##### SUPPLIED RECORDS

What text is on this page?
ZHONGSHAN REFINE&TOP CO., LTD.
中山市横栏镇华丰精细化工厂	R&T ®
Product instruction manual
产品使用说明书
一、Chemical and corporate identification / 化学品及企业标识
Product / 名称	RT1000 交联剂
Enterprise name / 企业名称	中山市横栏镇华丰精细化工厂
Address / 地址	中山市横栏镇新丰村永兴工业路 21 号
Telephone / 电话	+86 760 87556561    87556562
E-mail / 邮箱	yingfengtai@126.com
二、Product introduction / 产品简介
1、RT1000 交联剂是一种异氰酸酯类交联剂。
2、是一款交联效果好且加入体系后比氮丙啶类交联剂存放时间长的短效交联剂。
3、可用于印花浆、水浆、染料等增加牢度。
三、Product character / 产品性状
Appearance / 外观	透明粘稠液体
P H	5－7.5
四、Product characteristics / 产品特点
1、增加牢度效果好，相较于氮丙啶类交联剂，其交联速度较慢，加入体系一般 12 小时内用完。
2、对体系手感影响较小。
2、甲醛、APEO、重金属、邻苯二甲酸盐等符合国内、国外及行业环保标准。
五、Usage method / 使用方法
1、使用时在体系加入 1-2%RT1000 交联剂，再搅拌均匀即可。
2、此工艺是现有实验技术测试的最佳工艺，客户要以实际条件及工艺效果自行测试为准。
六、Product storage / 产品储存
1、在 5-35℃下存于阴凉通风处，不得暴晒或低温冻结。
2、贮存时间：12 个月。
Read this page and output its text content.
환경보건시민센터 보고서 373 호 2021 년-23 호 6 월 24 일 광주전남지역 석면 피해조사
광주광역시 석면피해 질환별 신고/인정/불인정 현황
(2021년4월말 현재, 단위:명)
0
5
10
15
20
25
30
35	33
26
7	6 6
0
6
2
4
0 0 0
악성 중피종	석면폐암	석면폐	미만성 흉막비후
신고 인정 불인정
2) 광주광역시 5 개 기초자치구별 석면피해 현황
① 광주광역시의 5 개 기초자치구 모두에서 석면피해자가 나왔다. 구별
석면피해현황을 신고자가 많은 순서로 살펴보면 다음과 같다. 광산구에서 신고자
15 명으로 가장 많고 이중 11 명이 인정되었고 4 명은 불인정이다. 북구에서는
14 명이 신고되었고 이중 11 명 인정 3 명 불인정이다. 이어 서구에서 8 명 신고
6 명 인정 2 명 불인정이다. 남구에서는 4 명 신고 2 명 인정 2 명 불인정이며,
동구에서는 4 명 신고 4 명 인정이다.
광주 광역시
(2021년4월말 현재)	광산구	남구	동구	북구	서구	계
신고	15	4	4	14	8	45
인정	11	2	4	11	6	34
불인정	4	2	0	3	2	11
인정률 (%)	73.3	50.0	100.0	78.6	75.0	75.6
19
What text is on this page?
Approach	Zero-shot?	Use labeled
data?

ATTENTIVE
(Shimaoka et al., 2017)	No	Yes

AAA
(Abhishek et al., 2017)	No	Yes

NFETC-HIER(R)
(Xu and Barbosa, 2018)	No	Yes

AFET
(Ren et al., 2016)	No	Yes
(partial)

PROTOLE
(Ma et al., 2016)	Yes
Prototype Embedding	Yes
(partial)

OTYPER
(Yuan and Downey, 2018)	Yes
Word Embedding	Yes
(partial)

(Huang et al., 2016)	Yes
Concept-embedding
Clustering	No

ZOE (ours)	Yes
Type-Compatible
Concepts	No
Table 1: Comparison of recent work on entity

##########

**YOUR GOAL**
Pull every line containing the word "불인정이다" out of the material.

**RESPONSE TO THIS TASK**
15 명으로 가장 많고 이중 11 명이 인정되었고 4 명은 불인정이다. 북구에서는
14 명이 신고되었고 이중 11 명 인정 3 명 불인정이다. 이어 서구에서 8 명 신고
6 명 인정 2 명 불인정이다. 남구에서는 4 명 신고 2 명 인정 2 명 불인정이며,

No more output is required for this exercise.